-- Start of Dataset extract --

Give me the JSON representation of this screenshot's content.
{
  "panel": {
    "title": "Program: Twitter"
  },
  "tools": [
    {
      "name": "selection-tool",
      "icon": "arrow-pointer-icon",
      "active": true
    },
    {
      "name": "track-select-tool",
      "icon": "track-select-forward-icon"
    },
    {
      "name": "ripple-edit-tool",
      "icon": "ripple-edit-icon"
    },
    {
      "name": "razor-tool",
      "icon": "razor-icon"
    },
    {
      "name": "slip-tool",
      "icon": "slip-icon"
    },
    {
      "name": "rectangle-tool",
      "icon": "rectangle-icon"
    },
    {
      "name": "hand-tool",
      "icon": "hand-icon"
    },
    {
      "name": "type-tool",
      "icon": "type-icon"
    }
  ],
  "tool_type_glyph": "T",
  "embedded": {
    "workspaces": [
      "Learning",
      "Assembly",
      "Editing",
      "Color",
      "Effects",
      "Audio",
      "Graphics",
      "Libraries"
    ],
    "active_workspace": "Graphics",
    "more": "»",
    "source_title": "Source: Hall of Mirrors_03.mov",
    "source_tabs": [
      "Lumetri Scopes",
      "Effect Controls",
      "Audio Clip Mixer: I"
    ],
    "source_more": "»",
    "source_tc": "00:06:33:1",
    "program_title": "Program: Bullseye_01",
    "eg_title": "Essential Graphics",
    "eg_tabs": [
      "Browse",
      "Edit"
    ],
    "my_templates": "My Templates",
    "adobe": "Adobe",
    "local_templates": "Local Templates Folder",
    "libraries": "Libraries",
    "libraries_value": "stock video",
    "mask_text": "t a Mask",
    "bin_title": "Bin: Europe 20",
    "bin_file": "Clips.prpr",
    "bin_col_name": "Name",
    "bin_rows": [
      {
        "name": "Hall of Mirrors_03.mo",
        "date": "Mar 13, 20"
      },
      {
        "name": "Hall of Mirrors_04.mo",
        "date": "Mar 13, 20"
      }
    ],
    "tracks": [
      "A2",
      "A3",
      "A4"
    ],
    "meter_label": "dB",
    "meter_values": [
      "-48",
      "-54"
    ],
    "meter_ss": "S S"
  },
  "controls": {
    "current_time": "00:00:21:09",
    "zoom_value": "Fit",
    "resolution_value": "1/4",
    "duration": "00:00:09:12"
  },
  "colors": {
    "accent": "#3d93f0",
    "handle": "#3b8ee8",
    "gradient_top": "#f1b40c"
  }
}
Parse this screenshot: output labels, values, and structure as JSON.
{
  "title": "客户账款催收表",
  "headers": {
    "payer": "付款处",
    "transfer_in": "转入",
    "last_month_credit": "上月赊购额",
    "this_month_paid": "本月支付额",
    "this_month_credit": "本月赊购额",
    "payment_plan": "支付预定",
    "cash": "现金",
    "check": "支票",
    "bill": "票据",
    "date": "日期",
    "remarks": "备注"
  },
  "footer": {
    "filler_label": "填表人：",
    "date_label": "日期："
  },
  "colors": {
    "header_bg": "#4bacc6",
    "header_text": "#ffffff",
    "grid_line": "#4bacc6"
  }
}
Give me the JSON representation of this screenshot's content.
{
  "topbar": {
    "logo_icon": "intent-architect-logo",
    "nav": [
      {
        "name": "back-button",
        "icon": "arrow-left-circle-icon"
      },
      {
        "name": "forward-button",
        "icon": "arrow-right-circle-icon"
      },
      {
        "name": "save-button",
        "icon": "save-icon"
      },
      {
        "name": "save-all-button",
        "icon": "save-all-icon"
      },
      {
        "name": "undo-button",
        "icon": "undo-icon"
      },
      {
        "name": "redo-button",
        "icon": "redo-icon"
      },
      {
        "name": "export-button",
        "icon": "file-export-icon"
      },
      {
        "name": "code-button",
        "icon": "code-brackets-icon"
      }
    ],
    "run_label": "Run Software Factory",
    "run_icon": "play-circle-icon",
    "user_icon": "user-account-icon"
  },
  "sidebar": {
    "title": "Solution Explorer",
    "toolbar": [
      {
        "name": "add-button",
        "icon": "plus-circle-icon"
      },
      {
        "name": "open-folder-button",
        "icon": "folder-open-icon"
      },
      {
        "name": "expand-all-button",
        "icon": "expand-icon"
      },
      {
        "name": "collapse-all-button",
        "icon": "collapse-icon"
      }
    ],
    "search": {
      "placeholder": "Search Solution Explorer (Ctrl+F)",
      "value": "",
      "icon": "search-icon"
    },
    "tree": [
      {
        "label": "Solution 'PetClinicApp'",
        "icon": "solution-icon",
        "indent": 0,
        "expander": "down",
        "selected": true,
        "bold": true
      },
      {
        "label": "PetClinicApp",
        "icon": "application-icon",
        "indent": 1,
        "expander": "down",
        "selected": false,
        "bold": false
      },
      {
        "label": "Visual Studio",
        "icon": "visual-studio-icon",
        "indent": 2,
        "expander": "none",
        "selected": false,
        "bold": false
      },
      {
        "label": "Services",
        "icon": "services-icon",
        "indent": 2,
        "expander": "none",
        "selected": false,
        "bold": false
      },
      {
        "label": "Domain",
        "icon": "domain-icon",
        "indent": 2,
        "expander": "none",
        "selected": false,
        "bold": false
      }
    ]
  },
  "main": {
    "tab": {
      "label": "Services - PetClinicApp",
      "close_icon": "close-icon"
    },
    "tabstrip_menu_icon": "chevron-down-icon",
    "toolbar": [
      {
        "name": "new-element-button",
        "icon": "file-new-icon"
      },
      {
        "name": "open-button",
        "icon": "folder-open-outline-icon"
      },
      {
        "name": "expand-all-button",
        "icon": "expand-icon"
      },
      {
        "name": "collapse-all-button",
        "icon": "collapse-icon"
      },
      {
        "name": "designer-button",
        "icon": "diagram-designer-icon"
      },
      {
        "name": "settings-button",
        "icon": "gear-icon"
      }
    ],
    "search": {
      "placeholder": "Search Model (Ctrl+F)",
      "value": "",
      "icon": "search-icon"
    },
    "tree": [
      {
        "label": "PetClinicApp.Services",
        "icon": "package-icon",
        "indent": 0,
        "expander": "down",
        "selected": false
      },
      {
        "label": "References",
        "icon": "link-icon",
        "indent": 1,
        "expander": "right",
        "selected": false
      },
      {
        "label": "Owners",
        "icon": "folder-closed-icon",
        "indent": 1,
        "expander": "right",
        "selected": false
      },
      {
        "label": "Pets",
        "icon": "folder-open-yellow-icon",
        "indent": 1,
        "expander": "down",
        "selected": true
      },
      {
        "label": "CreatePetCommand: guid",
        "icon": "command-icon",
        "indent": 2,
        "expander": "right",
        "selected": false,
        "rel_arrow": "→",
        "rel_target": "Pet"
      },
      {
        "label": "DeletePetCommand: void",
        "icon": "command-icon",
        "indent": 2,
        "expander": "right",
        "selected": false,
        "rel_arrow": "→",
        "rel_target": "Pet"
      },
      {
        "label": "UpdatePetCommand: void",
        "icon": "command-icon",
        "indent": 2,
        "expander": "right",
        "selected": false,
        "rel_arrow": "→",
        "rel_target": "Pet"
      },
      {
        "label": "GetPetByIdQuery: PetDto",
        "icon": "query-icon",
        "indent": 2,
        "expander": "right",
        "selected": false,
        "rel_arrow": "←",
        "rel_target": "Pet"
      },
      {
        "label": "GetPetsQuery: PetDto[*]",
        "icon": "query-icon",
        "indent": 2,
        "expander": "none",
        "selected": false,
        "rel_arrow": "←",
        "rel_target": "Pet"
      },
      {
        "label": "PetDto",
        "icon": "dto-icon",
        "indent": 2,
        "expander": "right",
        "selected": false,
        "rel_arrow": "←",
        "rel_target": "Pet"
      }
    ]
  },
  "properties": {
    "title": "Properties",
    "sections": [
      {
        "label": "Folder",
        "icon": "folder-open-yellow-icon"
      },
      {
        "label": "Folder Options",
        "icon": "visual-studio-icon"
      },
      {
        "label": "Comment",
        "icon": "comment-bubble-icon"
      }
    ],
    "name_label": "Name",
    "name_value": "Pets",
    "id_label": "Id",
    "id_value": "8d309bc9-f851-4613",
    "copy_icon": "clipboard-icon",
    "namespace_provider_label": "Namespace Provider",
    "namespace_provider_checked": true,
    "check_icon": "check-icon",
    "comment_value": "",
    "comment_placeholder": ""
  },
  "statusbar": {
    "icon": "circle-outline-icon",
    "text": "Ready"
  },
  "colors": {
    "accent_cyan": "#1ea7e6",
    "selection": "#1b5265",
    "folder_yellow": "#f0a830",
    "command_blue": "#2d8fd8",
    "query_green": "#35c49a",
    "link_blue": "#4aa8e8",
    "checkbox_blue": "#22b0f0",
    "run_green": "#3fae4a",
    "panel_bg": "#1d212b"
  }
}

-- End of Dataset extract --

→ **What you have to do**
Copy all lines of the material above where the string "PetClinicApp" occurs.

→ **Correct result**
        "label": "Solution 'PetClinicApp'",
        "label": "PetClinicApp",
      "label": "Services - PetClinicApp",
        "label": "PetClinicApp.Services",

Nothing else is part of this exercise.